§ **Goal of the exercise**: Please pick out and copy every line of the material below that contains the word "without".
═════ Records supplied
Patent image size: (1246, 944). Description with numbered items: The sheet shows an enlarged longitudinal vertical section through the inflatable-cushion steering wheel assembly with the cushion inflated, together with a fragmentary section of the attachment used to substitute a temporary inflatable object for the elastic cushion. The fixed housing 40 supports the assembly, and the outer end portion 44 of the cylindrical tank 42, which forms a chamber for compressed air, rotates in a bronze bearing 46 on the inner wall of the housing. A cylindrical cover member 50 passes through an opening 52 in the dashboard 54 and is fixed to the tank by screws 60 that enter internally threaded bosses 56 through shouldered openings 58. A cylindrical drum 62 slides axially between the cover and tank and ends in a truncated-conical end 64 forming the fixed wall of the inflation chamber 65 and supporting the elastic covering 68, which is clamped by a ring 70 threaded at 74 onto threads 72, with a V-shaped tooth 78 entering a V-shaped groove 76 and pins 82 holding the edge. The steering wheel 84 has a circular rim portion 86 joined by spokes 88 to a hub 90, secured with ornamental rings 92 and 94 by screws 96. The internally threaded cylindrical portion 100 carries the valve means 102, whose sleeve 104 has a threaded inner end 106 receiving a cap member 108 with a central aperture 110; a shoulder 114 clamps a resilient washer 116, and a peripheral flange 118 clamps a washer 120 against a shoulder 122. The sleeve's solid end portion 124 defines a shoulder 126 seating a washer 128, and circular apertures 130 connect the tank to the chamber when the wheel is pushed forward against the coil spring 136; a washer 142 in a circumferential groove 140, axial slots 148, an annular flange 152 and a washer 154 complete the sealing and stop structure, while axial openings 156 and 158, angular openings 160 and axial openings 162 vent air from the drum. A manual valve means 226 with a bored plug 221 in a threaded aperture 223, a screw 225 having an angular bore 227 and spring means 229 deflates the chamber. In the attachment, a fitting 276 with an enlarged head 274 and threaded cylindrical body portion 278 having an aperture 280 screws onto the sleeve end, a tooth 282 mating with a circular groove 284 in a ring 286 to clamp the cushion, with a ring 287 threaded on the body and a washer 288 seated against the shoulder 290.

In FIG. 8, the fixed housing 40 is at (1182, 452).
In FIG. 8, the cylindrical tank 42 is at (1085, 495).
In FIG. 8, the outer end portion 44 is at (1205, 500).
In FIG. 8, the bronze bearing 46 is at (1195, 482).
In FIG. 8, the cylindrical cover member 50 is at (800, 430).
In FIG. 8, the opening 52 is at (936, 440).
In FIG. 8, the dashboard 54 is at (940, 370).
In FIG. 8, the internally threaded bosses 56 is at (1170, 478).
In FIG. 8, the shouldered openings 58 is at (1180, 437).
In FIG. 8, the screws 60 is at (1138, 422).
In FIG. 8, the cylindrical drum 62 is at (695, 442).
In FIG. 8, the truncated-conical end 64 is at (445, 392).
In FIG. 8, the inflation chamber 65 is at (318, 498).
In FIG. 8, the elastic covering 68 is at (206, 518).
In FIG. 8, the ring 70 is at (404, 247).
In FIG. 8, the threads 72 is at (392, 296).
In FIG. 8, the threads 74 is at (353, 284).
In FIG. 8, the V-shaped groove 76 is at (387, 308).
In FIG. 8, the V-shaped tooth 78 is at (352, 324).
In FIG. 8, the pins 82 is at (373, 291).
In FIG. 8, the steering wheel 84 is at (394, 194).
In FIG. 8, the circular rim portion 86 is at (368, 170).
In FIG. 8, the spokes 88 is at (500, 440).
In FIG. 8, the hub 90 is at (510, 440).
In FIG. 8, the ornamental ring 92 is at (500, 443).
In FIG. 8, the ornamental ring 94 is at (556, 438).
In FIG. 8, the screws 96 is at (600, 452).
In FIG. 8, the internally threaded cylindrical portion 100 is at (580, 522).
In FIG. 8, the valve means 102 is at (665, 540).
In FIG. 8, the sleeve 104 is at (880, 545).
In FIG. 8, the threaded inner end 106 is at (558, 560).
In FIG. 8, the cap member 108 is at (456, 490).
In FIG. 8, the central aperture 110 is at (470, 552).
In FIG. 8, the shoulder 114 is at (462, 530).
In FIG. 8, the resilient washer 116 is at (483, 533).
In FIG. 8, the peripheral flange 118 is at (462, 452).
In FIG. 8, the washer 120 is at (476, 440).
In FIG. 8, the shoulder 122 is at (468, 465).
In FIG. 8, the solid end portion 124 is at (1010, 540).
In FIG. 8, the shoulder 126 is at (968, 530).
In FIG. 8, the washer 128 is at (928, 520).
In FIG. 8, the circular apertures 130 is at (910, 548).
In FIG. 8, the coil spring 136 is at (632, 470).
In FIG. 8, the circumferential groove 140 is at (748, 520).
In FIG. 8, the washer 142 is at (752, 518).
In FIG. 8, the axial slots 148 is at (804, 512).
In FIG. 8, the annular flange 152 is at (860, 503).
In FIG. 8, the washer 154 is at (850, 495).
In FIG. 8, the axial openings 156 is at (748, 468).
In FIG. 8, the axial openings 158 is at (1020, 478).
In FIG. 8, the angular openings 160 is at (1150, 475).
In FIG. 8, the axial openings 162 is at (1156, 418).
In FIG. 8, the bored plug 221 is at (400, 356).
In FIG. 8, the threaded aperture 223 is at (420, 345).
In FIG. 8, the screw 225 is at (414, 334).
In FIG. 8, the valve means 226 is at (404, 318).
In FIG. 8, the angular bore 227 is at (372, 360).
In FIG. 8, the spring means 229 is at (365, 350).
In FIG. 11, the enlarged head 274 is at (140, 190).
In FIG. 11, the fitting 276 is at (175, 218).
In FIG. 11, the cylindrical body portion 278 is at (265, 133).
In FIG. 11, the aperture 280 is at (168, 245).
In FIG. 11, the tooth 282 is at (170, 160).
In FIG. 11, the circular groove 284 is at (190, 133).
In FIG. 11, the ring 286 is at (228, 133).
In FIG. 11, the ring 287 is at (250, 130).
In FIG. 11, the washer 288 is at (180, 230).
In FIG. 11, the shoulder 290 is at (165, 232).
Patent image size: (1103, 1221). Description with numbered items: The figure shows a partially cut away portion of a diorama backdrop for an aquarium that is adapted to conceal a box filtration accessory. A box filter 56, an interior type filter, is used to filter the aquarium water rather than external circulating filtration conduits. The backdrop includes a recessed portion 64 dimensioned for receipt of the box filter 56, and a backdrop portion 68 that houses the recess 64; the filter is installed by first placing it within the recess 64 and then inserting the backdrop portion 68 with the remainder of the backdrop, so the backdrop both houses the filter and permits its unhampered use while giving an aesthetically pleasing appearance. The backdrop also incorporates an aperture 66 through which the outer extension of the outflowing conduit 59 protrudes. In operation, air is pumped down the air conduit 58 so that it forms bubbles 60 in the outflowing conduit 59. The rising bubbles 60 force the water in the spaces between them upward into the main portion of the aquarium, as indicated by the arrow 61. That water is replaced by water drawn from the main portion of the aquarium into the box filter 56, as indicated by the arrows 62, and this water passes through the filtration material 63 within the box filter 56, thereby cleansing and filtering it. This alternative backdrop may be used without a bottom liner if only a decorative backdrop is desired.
══════════
§ **Result**:
Patent image size: (1103, 1221). Description with numbered items: The figure shows a partially cut away portion of a diorama backdrop for an aquarium that is adapted to conceal a box filtration accessory. A box filter 56, an interior type filter, is used to filter the aquarium water rather than external circulating filtration conduits. The backdrop includes a recessed portion 64 dimensioned for receipt of the box filter 56, and a backdrop portion 68 that houses the recess 64; the filter is installed by first placing it within the recess 64 and then inserting the backdrop portion 68 with the remainder of the backdrop, so the backdrop both houses the filter and permits its unhampered use while giving an aesthetically pleasing appearance. The backdrop also incorporates an aperture 66 through which the outer extension of the outflowing conduit 59 protrudes. In operation, air is pumped down the air conduit 58 so that it forms bubbles 60 in the outflowing conduit 59. The rising bubbles 60 force the water in the spaces between them upward into the main portion of the aquarium, as indicated by the arrow 61. That water is replaced by water drawn from the main portion of the aquarium into the box filter 56, as indicated by the arrows 62, and this water passes through the filtration material 63 within the box filter 56, thereby cleansing and filtering it. This alternative backdrop may be used without a bottom liner if only a decorative backdrop is desired.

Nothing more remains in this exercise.